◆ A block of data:
····················

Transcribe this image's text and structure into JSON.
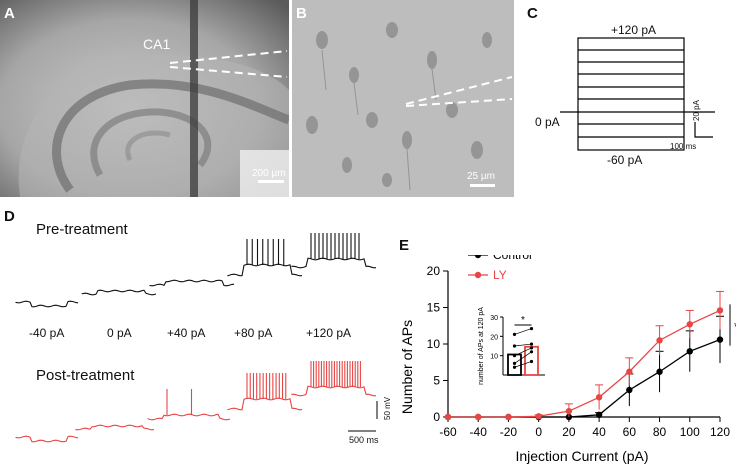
{
  "panels": {
    "A": {
      "letter": "A",
      "region_label": "CA1",
      "scalebar_label": "200 µm"
    },
    "B": {
      "letter": "B",
      "scalebar_label": "25 µm"
    },
    "C": {
      "letter": "C",
      "top_label": "+120 pA",
      "left_label": "0 pA",
      "bottom_label": "-60 pA",
      "scale_y_label": "20 pA",
      "scale_x_label": "100 ms"
    },
    "D": {
      "letter": "D",
      "pre_title": "Pre-treatment",
      "post_title": "Post-treatment",
      "step_labels": [
        "-40 pA",
        "0 pA",
        "+40 pA",
        "+80 pA",
        "+120 pA"
      ],
      "scale_y_label": "50 mV",
      "scale_x_label": "500 ms",
      "pre_color": "#111111",
      "post_color": "#e84545"
    },
    "E": {
      "letter": "E"
    }
  },
  "chart_data": {
    "type": "line",
    "xlabel": "Injection Current (pA)",
    "ylabel": "Number of APs",
    "x": [
      -60,
      -40,
      -20,
      0,
      20,
      40,
      60,
      80,
      100,
      120
    ],
    "xlim": [
      -60,
      120
    ],
    "ylim": [
      0,
      20
    ],
    "yticks": [
      0,
      5,
      10,
      15,
      20
    ],
    "legend_position": "top-left",
    "significance_marker": "*",
    "series": [
      {
        "name": "Control",
        "color": "#000000",
        "values": [
          0,
          0,
          0,
          0,
          0,
          0.3,
          3.7,
          6.2,
          9.0,
          10.6
        ],
        "error": [
          0,
          0,
          0,
          0,
          0,
          0.3,
          2.2,
          2.8,
          2.8,
          3.2
        ]
      },
      {
        "name": "LY",
        "color": "#e84545",
        "values": [
          0,
          0,
          0,
          0.1,
          0.8,
          2.7,
          6.2,
          10.5,
          12.7,
          14.6
        ],
        "error": [
          0,
          0,
          0,
          0.2,
          1.0,
          1.7,
          1.9,
          2.0,
          1.9,
          2.6
        ]
      }
    ],
    "inset": {
      "type": "bar",
      "ylabel": "number of APs at 120 pA",
      "ylim": [
        0,
        30
      ],
      "yticks": [
        10,
        20,
        30
      ],
      "categories": [
        "Control",
        "LY"
      ],
      "values": [
        10.6,
        14.6
      ],
      "colors": [
        "#000000",
        "#e84545"
      ],
      "paired_points": [
        [
          4,
          7
        ],
        [
          6,
          12
        ],
        [
          10,
          14
        ],
        [
          15,
          16
        ],
        [
          21,
          24
        ]
      ],
      "significance_marker": "*"
    }
  }
}
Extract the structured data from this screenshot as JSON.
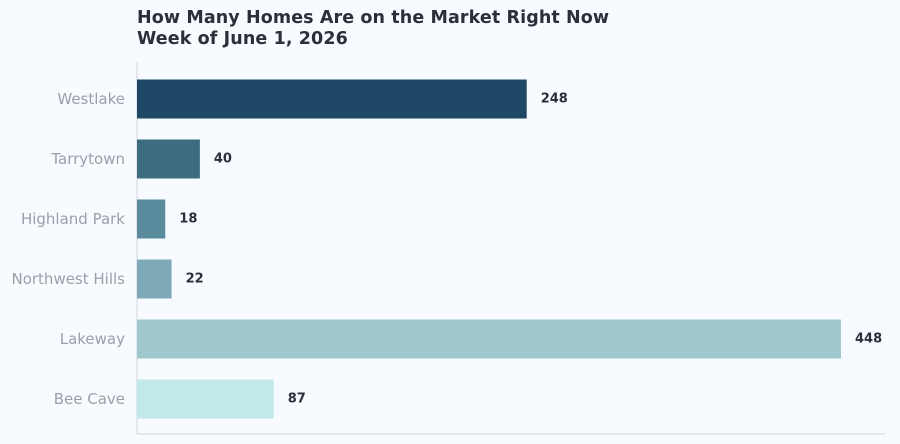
{
  "chart_data": {
    "type": "bar",
    "orientation": "horizontal",
    "title": "How Many Homes Are on the Market Right Now",
    "subtitle": "Week of June 1, 2026",
    "xlabel": "",
    "ylabel": "",
    "xlim": [
      0,
      476
    ],
    "grid": false,
    "categories": [
      "Westlake",
      "Tarrytown",
      "Highland Park",
      "Northwest Hills",
      "Lakeway",
      "Bee Cave"
    ],
    "values": [
      248,
      40,
      18,
      22,
      448,
      87
    ],
    "value_labels": [
      "248",
      "40",
      "18",
      "22",
      "448",
      "87"
    ],
    "colors": [
      "#1e4866",
      "#3d6b80",
      "#5a8b9c",
      "#7ea9b6",
      "#9ec8cc",
      "#c1e9ea"
    ]
  }
}
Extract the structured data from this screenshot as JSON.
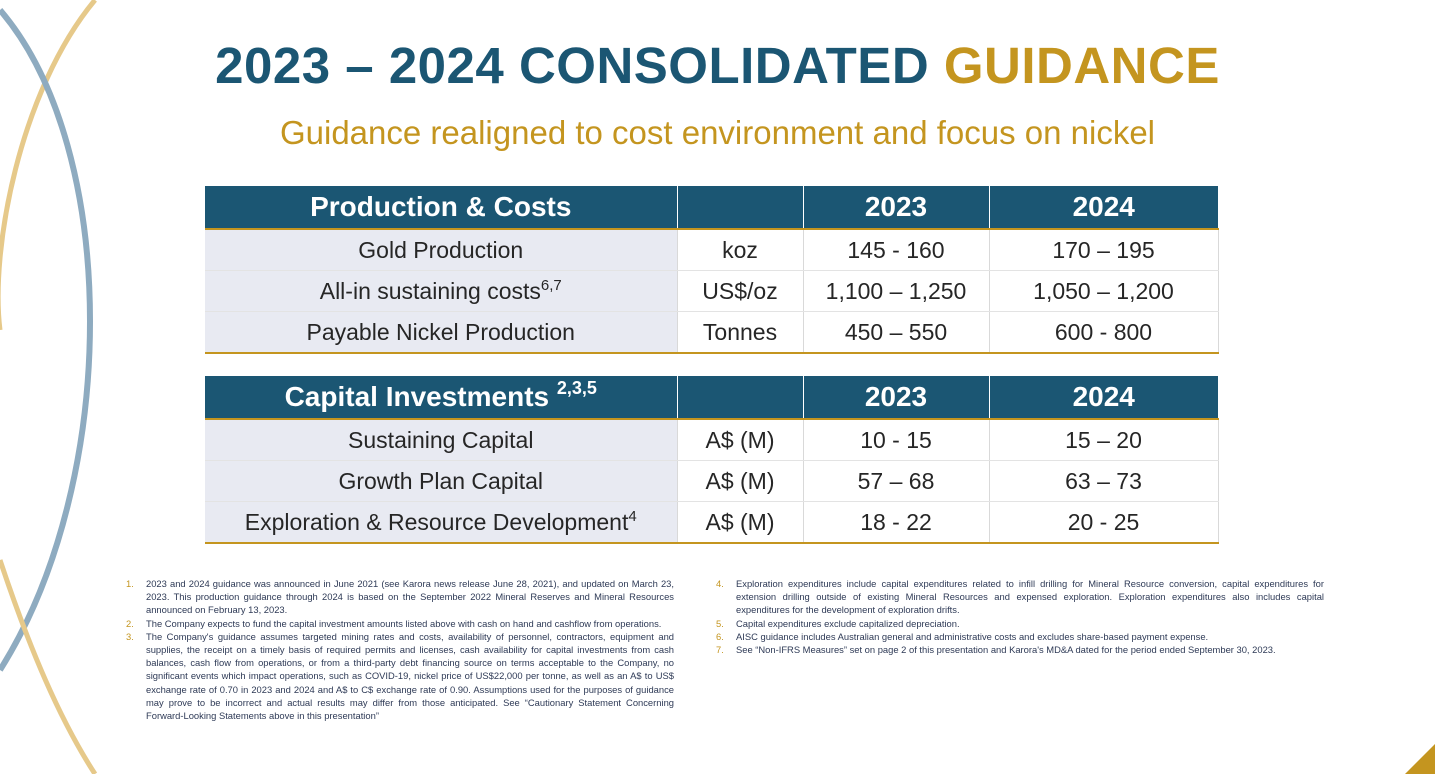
{
  "title": {
    "part1": "2023 – 2024 CONSOLIDATED ",
    "part2": "GUIDANCE"
  },
  "subtitle": "Guidance realigned to cost environment and focus on nickel",
  "production_table": {
    "header": {
      "label": "Production & Costs",
      "unit": "",
      "y2023": "2023",
      "y2024": "2024"
    },
    "rows": [
      {
        "label": "Gold Production",
        "sup": "",
        "unit": "koz",
        "y2023": "145 - 160",
        "y2024": "170 – 195"
      },
      {
        "label": "All-in sustaining costs",
        "sup": "6,7",
        "unit": "US$/oz",
        "y2023": "1,100 – 1,250",
        "y2024": "1,050 – 1,200"
      },
      {
        "label": "Payable Nickel Production",
        "sup": "",
        "unit": "Tonnes",
        "y2023": "450 – 550",
        "y2024": "600 - 800"
      }
    ]
  },
  "capital_table": {
    "header": {
      "label": "Capital Investments ",
      "sup": "2,3,5",
      "unit": "",
      "y2023": "2023",
      "y2024": "2024"
    },
    "rows": [
      {
        "label": "Sustaining Capital",
        "sup": "",
        "unit": "A$ (M)",
        "y2023": "10 - 15",
        "y2024": "15 – 20"
      },
      {
        "label": "Growth Plan Capital",
        "sup": "",
        "unit": "A$ (M)",
        "y2023": "57 – 68",
        "y2024": "63 – 73"
      },
      {
        "label": "Exploration & Resource Development",
        "sup": "4",
        "unit": "A$ (M)",
        "y2023": "18 - 22",
        "y2024": "20 - 25"
      }
    ]
  },
  "footnotes_left": [
    {
      "num": "1.",
      "text": "2023 and 2024 guidance was announced in June 2021 (see Karora news release June 28, 2021), and updated on March 23, 2023. This production guidance through 2024 is based on the September 2022 Mineral Reserves and Mineral Resources announced on February 13, 2023."
    },
    {
      "num": "2.",
      "text": "The Company expects to fund the capital investment amounts listed above with cash on hand and cashflow from operations."
    },
    {
      "num": "3.",
      "text": "The Company's guidance assumes targeted mining rates and costs, availability of personnel, contractors, equipment and supplies, the receipt on a timely basis of required permits and licenses, cash availability for capital investments from cash balances, cash flow from operations, or from a third-party debt financing source on terms acceptable to the Company, no significant events which impact operations, such as COVID-19, nickel price of US$22,000 per tonne, as well as an A$ to US$ exchange rate of 0.70 in 2023 and 2024 and A$ to C$ exchange rate of 0.90. Assumptions used for the purposes of guidance may prove to be incorrect and actual results may differ from those anticipated. See “Cautionary Statement Concerning Forward-Looking Statements above in this presentation”"
    }
  ],
  "footnotes_right": [
    {
      "num": "4.",
      "text": "Exploration expenditures include capital expenditures related to infill drilling for Mineral Resource conversion, capital expenditures for extension drilling outside of existing Mineral Resources and expensed exploration. Exploration expenditures also includes capital expenditures for the development of exploration drifts."
    },
    {
      "num": "5.",
      "text": "Capital expenditures exclude capitalized depreciation."
    },
    {
      "num": "6.",
      "text": "AISC guidance includes Australian general and administrative costs and excludes share-based payment expense."
    },
    {
      "num": "7.",
      "text": "See “Non-IFRS Measures” set on page 2 of this presentation and Karora's MD&A dated for the period ended September 30, 2023."
    }
  ],
  "colors": {
    "navy": "#1b5673",
    "gold": "#c4951f",
    "row_shade": "#e8eaf2"
  }
}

····················

◆ Task details: Transcribe every record above exactly as written, leaving out any pictures.

◆ Response:
Transcribe this image's text and structure into JSON.
{
  "panels": {
    "A": {
      "letter": "A",
      "region_label": "CA1",
      "scalebar_label": "200 µm"
    },
    "B": {
      "letter": "B",
      "scalebar_label": "25 µm"
    },
    "C": {
      "letter": "C",
      "top_label": "+120 pA",
      "left_label": "0 pA",
      "bottom_label": "-60 pA",
      "scale_y_label": "20 pA",
      "scale_x_label": "100 ms"
    },
    "D": {
      "letter": "D",
      "pre_title": "Pre-treatment",
      "post_title": "Post-treatment",
      "step_labels": [
        "-40 pA",
        "0 pA",
        "+40 pA",
        "+80 pA",
        "+120 pA"
      ],
      "scale_y_label": "50 mV",
      "scale_x_label": "500 ms",
      "pre_color": "#111111",
      "post_color": "#e84545"
    },
    "E": {
      "letter": "E"
    }
  },
  "chart_data": {
    "type": "line",
    "xlabel": "Injection Current (pA)",
    "ylabel": "Number of APs",
    "x": [
      -60,
      -40,
      -20,
      0,
      20,
      40,
      60,
      80,
      100,
      120
    ],
    "xlim": [
      -60,
      120
    ],
    "ylim": [
      0,
      20
    ],
    "yticks": [
      0,
      5,
      10,
      15,
      20
    ],
    "legend_position": "top-left",
    "significance_marker": "*",
    "series": [
      {
        "name": "Control",
        "color": "#000000",
        "values": [
          0,
          0,
          0,
          0,
          0,
          0.3,
          3.7,
          6.2,
          9.0,
          10.6
        ],
        "error": [
          0,
          0,
          0,
          0,
          0,
          0.3,
          2.2,
          2.8,
          2.8,
          3.2
        ]
      },
      {
        "name": "LY",
        "color": "#e84545",
        "values": [
          0,
          0,
          0,
          0.1,
          0.8,
          2.7,
          6.2,
          10.5,
          12.7,
          14.6
        ],
        "error": [
          0,
          0,
          0,
          0.2,
          1.0,
          1.7,
          1.9,
          2.0,
          1.9,
          2.6
        ]
      }
    ],
    "inset": {
      "type": "bar",
      "ylabel": "number of APs at 120 pA",
      "ylim": [
        0,
        30
      ],
      "yticks": [
        10,
        20,
        30
      ],
      "categories": [
        "Control",
        "LY"
      ],
      "values": [
        10.6,
        14.6
      ],
      "colors": [
        "#000000",
        "#e84545"
      ],
      "paired_points": [
        [
          4,
          7
        ],
        [
          6,
          12
        ],
        [
          10,
          14
        ],
        [
          15,
          16
        ],
        [
          21,
          24
        ]
      ],
      "significance_marker": "*"
    }
  }
}
Extract the structured data from this screenshot as JSON.
{
  "chart_data": {
    "type": "bar",
    "orientation": "horizontal",
    "title": "How Many Homes Are on the Market Right Now",
    "subtitle": "Week of June 1, 2026",
    "xlabel": "",
    "ylabel": "",
    "xlim": [
      0,
      476
    ],
    "grid": false,
    "categories": [
      "Westlake",
      "Tarrytown",
      "Highland Park",
      "Northwest Hills",
      "Lakeway",
      "Bee Cave"
    ],
    "values": [
      248,
      40,
      18,
      22,
      448,
      87
    ],
    "value_labels": [
      "248",
      "40",
      "18",
      "22",
      "448",
      "87"
    ],
    "colors": [
      "#1e4866",
      "#3d6b80",
      "#5a8b9c",
      "#7ea9b6",
      "#9ec8cc",
      "#c1e9ea"
    ]
  }
}
Extract the structured data from this screenshot as JSON.
{
  "title": {
    "part1": "2023 – 2024 CONSOLIDATED ",
    "part2": "GUIDANCE"
  },
  "subtitle": "Guidance realigned to cost environment and focus on nickel",
  "production_table": {
    "header": {
      "label": "Production & Costs",
      "unit": "",
      "y2023": "2023",
      "y2024": "2024"
    },
    "rows": [
      {
        "label": "Gold Production",
        "sup": "",
        "unit": "koz",
        "y2023": "145 - 160",
        "y2024": "170 – 195"
      },
      {
        "label": "All-in sustaining costs",
        "sup": "6,7",
        "unit": "US$/oz",
        "y2023": "1,100 – 1,250",
        "y2024": "1,050 – 1,200"
      },
      {
        "label": "Payable Nickel Production",
        "sup": "",
        "unit": "Tonnes",
        "y2023": "450 – 550",
        "y2024": "600 - 800"
      }
    ]
  },
  "capital_table": {
    "header": {
      "label": "Capital Investments ",
      "sup": "2,3,5",
      "unit": "",
      "y2023": "2023",
      "y2024": "2024"
    },
    "rows": [
      {
        "label": "Sustaining Capital",
        "sup": "",
        "unit": "A$ (M)",
        "y2023": "10 - 15",
        "y2024": "15 – 20"
      },
      {
        "label": "Growth Plan Capital",
        "sup": "",
        "unit": "A$ (M)",
        "y2023": "57 – 68",
        "y2024": "63 – 73"
      },
      {
        "label": "Exploration & Resource Development",
        "sup": "4",
        "unit": "A$ (M)",
        "y2023": "18 - 22",
        "y2024": "20 - 25"
      }
    ]
  },
  "footnotes_left": [
    {
      "num": "1.",
      "text": "2023 and 2024 guidance was announced in June 2021 (see Karora news release June 28, 2021), and updated on March 23, 2023. This production guidance through 2024 is based on the September 2022 Mineral Reserves and Mineral Resources announced on February 13, 2023."
    },
    {
      "num": "2.",
      "text": "The Company expects to fund the capital investment amounts listed above with cash on hand and cashflow from operations."
    },
    {
      "num": "3.",
      "text": "The Company's guidance assumes targeted mining rates and costs, availability of personnel, contractors, equipment and supplies, the receipt on a timely basis of required permits and licenses, cash availability for capital investments from cash balances, cash flow from operations, or from a third-party debt financing source on terms acceptable to the Company, no significant events which impact operations, such as COVID-19, nickel price of US$22,000 per tonne, as well as an A$ to US$ exchange rate of 0.70 in 2023 and 2024 and A$ to C$ exchange rate of 0.90. Assumptions used for the purposes of guidance may prove to be incorrect and actual results may differ from those anticipated. See “Cautionary Statement Concerning Forward-Looking Statements above in this presentation”"
    }
  ],
  "footnotes_right": [
    {
      "num": "4.",
      "text": "Exploration expenditures include capital expenditures related to infill drilling for Mineral Resource conversion, capital expenditures for extension drilling outside of existing Mineral Resources and expensed exploration. Exploration expenditures also includes capital expenditures for the development of exploration drifts."
    },
    {
      "num": "5.",
      "text": "Capital expenditures exclude capitalized depreciation."
    },
    {
      "num": "6.",
      "text": "AISC guidance includes Australian general and administrative costs and excludes share-based payment expense."
    },
    {
      "num": "7.",
      "text": "See “Non-IFRS Measures” set on page 2 of this presentation and Karora's MD&A dated for the period ended September 30, 2023."
    }
  ],
  "colors": {
    "navy": "#1b5673",
    "gold": "#c4951f",
    "row_shade": "#e8eaf2"
  }
}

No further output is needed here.